## begin AVAILABLE DATA

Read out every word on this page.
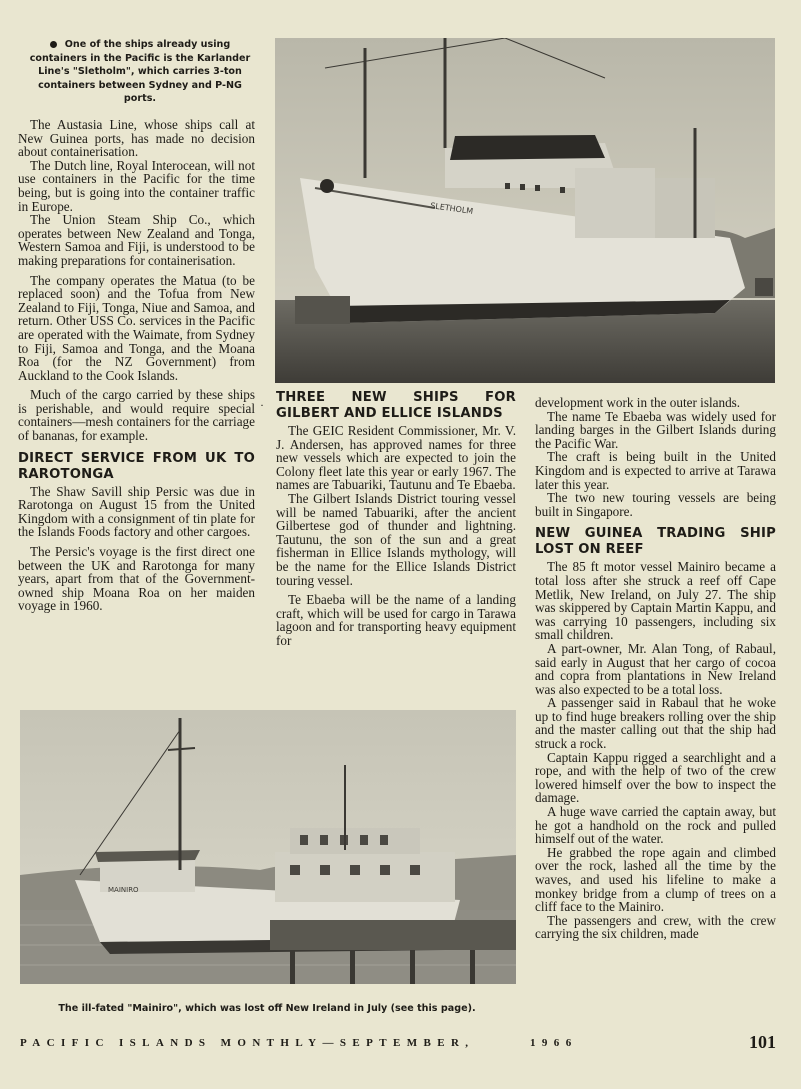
One of the ships already using containers in the Pacific is the Karlander Line's "Sletholm", which carries 3-ton containers between Sydney and P-NG ports.
SLETHOLM

The Austasia Line, whose ships call at New Guinea ports, has made no decision about containerisation.

The Dutch line, Royal Interocean, will not use containers in the Pacific for the time being, but is going into the container traffic in Europe.

The Union Steam Ship Co., which operates between New Zealand and Tonga, Western Samoa and Fiji, is understood to be making preparations for containerisation.

The company operates the Matua (to be replaced soon) and the Tofua from New Zealand to Fiji, Tonga, Niue and Samoa, and return. Other USS Co. services in the Pacific are operated with the Waimate, from Sydney to Fiji, Samoa and Tonga, and the Moana Roa (for the NZ Government) from Auckland to the Cook Islands.

Much of the cargo carried by these ships is perishable, and would require special containers—mesh containers for the carriage of bananas, for example.

DIRECT SERVICE FROM UK TO RAROTONGA

The Shaw Savill ship Persic was due in Rarotonga on August 15 from the United Kingdom with a consignment of tin plate for the Islands Foods factory and other cargoes.

The Persic's voyage is the first direct one between the UK and Rarotonga for many years, apart from that of the Government-owned ship Moana Roa on her maiden voyage in 1960.

· THREE NEW SHIPS FOR GILBERT AND ELLICE ISLANDS

The GEIC Resident Commissioner, Mr. V. J. Andersen, has approved names for three new vessels which are expected to join the Colony fleet late this year or early 1967. The names are Tabuariki, Tautunu and Te Ebaeba.

The Gilbert Islands District touring vessel will be named Tabuariki, after the ancient Gilbertese god of thunder and lightning. Tautunu, the son of the sun and a great fisherman in Ellice Islands mythology, will be the name for the Ellice Islands District touring vessel.

Te Ebaeba will be the name of a landing craft, which will be used for cargo in Tarawa lagoon and for transporting heavy equipment for

development work in the outer islands.

The name Te Ebaeba was widely used for landing barges in the Gilbert Islands during the Pacific War.

The craft is being built in the United Kingdom and is expected to arrive at Tarawa later this year.

The two new touring vessels are being built in Singapore.

NEW GUINEA TRADING SHIP LOST ON REEF

The 85 ft motor vessel Mainiro became a total loss after she struck a reef off Cape Metlik, New Ireland, on July 27. The ship was skippered by Captain Martin Kappu, and was carrying 10 passengers, including six small children.

A part-owner, Mr. Alan Tong, of Rabaul, said early in August that her cargo of cocoa and copra from plantations in New Ireland was also expected to be a total loss.

A passenger said in Rabaul that he woke up to find huge breakers rolling over the ship and the master calling out that the ship had struck a rock.

Captain Kappu rigged a searchlight and a rope, and with the help of two of the crew lowered himself over the bow to inspect the damage.

A huge wave carried the captain away, but he got a handhold on the rock and pulled himself out of the water.

He grabbed the rope again and climbed over the rock, lashed all the time by the waves, and used his lifeline to make a monkey bridge from a clump of trees on a cliff face to the Mainiro.

The passengers and crew, with the crew carrying the six children, made

MAINIRO
The ill-fated "Mainiro", which was lost off New Ireland in July (see this page).
PACIFIC ISLANDS MONTHLY—SEPTEMBER,	1966	101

## end AVAILABLE DATA

DIRECTION >>
Looking back at the lines above, state how many contain the word "loss", and supply nothing besides the number.

TASK OUTPUT >>
2